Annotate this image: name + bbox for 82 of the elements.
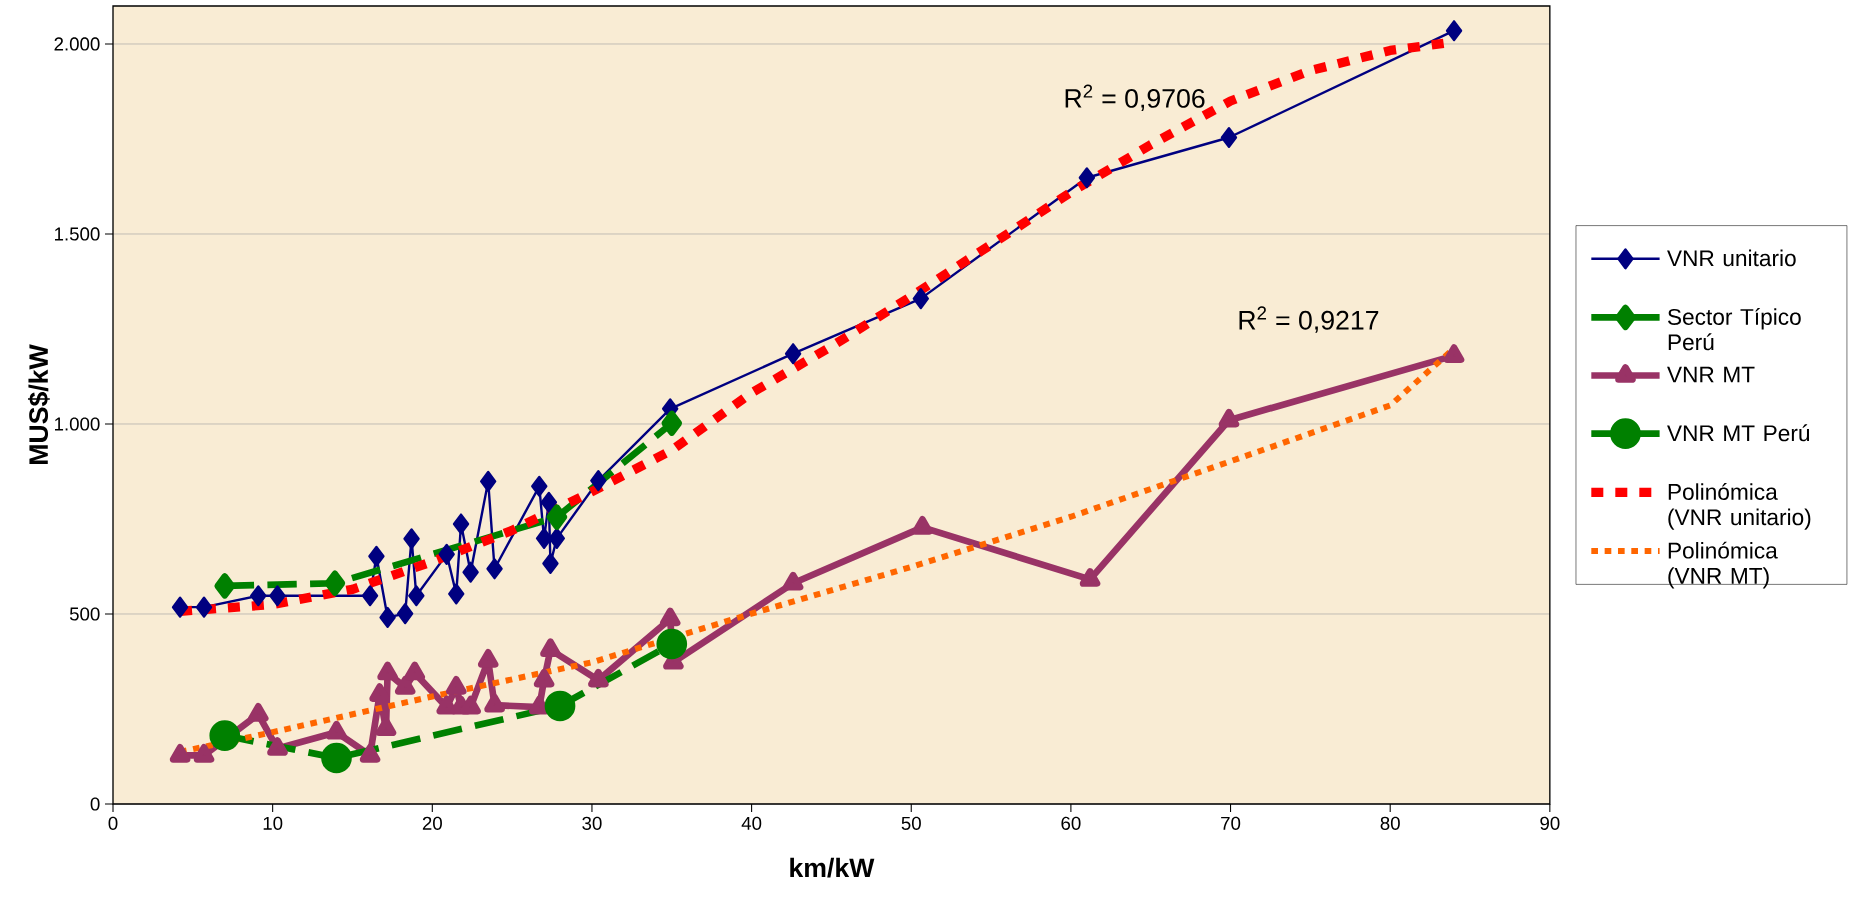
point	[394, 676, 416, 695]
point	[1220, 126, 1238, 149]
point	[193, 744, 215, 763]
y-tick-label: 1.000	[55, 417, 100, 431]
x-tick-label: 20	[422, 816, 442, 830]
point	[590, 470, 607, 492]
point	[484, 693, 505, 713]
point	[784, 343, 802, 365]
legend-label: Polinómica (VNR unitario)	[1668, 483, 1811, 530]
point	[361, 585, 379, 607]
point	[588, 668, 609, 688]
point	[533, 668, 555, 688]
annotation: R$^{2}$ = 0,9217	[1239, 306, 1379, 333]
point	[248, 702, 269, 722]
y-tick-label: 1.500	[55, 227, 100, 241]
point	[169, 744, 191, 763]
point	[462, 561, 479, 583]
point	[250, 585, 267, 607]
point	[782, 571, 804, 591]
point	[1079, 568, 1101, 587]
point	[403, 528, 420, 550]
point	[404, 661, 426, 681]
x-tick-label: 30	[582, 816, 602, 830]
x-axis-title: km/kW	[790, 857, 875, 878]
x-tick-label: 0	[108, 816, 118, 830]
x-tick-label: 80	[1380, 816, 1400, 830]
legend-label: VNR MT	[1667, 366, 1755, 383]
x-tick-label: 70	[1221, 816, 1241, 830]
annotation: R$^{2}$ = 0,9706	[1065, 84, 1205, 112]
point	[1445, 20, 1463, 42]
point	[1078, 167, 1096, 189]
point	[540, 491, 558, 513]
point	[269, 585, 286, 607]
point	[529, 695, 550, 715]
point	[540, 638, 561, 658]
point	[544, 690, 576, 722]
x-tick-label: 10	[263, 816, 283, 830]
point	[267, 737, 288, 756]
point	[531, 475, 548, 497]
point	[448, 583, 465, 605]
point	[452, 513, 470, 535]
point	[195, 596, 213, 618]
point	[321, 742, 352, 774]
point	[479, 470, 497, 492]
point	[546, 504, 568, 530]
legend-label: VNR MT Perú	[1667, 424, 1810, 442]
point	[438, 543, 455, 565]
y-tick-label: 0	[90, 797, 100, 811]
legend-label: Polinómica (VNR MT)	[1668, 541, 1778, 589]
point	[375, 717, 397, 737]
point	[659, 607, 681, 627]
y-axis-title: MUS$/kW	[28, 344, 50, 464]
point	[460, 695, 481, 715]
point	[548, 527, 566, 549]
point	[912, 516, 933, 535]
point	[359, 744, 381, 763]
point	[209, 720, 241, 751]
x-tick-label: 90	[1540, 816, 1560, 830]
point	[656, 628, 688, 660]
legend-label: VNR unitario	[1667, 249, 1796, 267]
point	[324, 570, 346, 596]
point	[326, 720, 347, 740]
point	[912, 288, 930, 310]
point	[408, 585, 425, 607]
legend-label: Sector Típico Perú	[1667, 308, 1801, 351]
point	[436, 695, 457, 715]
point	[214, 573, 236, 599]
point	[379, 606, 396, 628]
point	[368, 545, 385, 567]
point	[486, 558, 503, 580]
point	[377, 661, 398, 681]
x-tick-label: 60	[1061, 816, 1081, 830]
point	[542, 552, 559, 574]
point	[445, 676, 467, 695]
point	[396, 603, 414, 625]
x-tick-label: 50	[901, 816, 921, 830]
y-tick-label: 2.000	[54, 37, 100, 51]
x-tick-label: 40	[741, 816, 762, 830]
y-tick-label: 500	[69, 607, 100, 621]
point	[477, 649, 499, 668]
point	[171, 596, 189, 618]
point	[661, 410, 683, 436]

...

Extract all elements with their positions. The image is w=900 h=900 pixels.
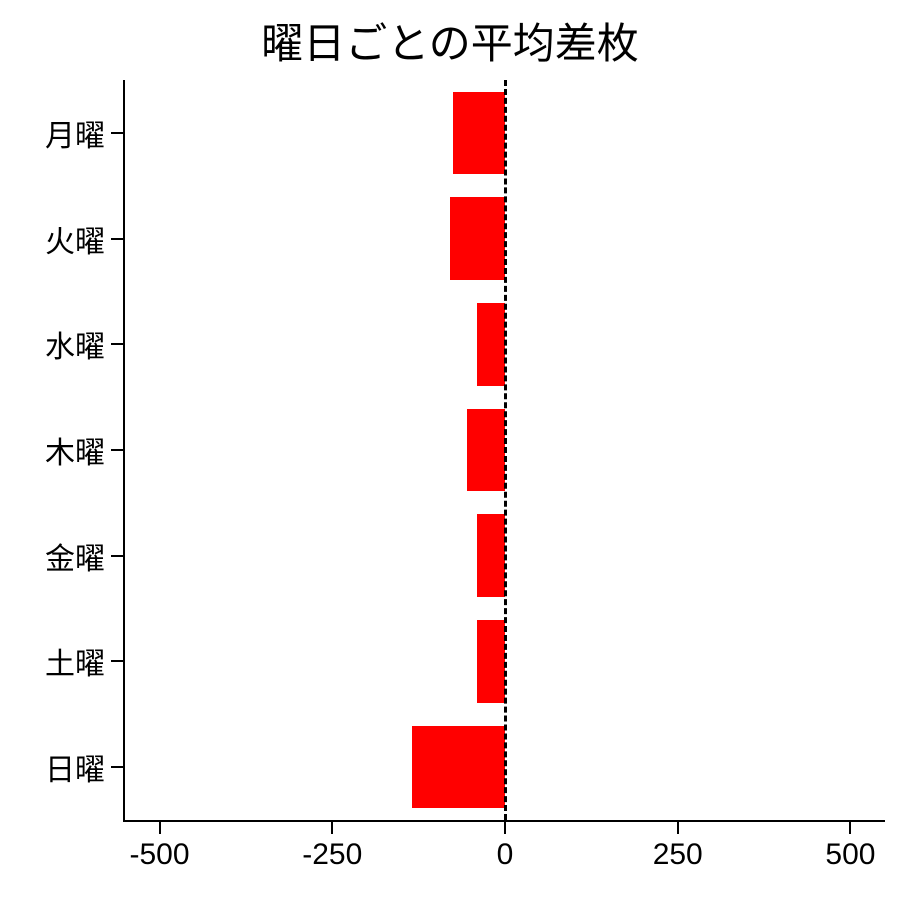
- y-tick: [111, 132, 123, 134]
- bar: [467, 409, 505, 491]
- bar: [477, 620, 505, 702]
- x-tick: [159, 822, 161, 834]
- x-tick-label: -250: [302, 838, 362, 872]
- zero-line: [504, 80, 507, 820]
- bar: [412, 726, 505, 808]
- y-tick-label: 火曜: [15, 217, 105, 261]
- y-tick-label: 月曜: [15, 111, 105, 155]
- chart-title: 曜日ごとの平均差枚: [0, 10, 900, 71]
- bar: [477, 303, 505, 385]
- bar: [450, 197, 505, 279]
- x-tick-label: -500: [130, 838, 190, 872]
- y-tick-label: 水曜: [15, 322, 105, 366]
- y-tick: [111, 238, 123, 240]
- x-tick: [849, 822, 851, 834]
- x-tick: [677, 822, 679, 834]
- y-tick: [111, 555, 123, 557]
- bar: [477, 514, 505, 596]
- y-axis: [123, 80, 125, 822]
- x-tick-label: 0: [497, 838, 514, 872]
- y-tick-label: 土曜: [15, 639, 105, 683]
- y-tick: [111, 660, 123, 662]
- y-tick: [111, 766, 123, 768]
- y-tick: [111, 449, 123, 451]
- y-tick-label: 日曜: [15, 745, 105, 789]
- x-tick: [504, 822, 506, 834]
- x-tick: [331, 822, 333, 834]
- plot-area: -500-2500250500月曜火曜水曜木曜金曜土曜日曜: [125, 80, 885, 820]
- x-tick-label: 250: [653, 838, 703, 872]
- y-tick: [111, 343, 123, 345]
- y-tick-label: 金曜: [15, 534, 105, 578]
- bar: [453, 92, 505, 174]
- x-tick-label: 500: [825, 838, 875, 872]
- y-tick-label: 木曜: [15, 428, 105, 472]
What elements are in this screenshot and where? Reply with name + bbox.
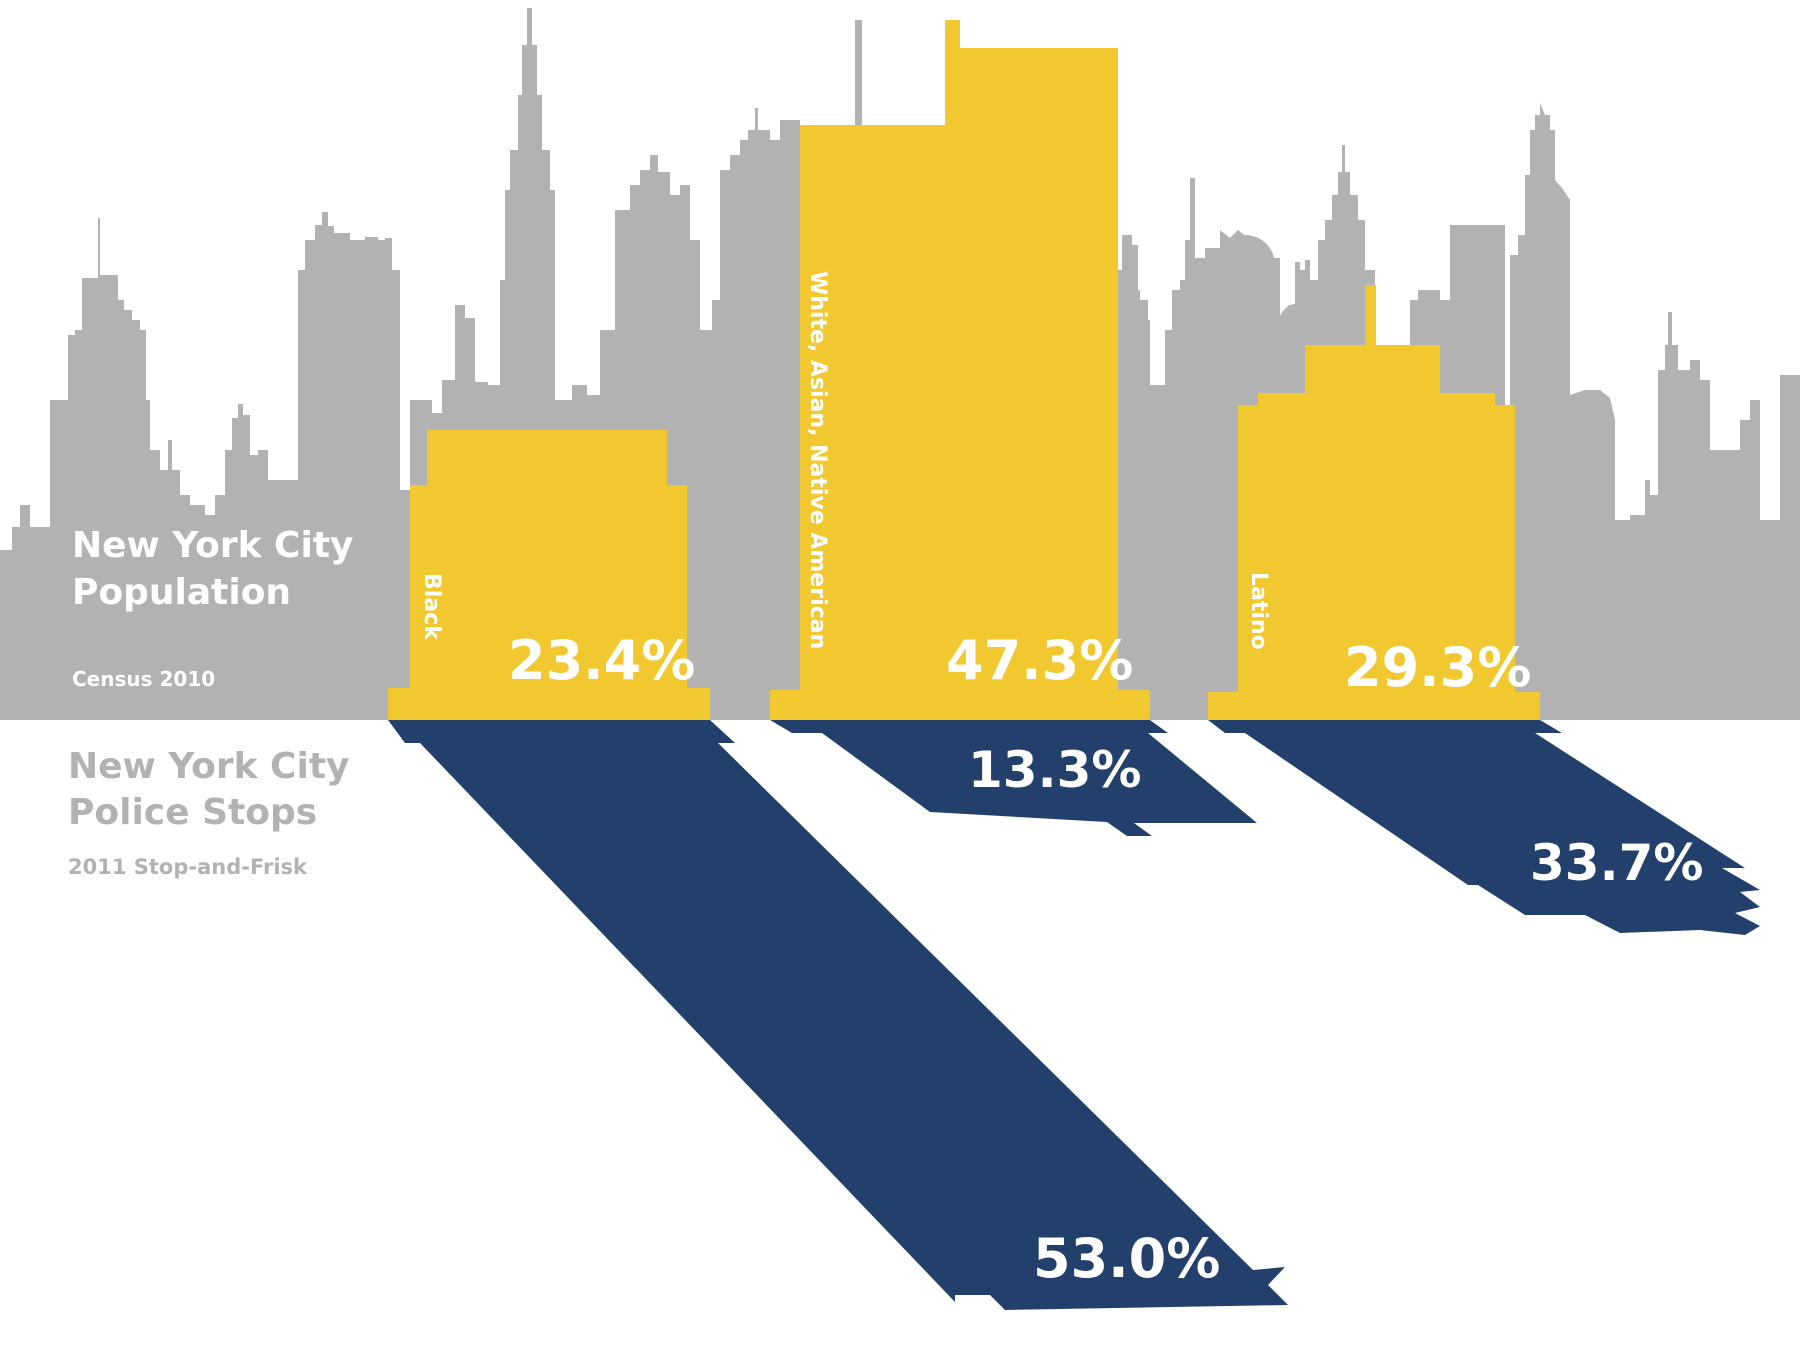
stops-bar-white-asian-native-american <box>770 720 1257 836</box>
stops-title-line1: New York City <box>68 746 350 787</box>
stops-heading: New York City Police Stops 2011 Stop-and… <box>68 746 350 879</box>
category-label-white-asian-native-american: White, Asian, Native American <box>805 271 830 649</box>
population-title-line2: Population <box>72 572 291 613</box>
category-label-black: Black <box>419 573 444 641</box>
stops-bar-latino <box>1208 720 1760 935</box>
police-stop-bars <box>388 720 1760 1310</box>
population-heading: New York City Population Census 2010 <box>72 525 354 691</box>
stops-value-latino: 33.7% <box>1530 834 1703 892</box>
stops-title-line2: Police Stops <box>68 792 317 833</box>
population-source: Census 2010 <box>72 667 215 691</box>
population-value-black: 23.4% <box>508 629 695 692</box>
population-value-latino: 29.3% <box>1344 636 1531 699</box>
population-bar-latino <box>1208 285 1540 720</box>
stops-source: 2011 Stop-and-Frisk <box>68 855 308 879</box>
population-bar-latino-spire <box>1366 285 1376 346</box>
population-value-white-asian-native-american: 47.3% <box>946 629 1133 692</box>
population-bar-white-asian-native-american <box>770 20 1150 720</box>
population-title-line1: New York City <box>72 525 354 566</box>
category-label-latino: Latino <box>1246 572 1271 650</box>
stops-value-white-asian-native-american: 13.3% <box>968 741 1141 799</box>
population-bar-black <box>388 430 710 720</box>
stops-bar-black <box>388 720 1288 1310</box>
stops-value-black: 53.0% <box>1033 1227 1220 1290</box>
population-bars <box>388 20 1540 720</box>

● **What this task involves**: Reproduce the records from the line with "- y-tick: [111, 132, 123, 134]" up to and including the line with "- bar: [477, 303, 505, 385]", switching "zero-line" to "baseline" and leaving everything else unchanged. Give only those lines.

● **Response**:
- y-tick: [111, 132, 123, 134]
- bar: [467, 409, 505, 491]
- bar: [477, 620, 505, 702]
- x-tick: [159, 822, 161, 834]
- x-tick-label: -250: [302, 838, 362, 872]
- baseline: [504, 80, 507, 820]
- bar: [412, 726, 505, 808]
- y-tick-label: 火曜: [15, 217, 105, 261]
- y-tick-label: 月曜: [15, 111, 105, 155]
- chart-title: 曜日ごとの平均差枚: [0, 10, 900, 71]
- bar: [477, 303, 505, 385]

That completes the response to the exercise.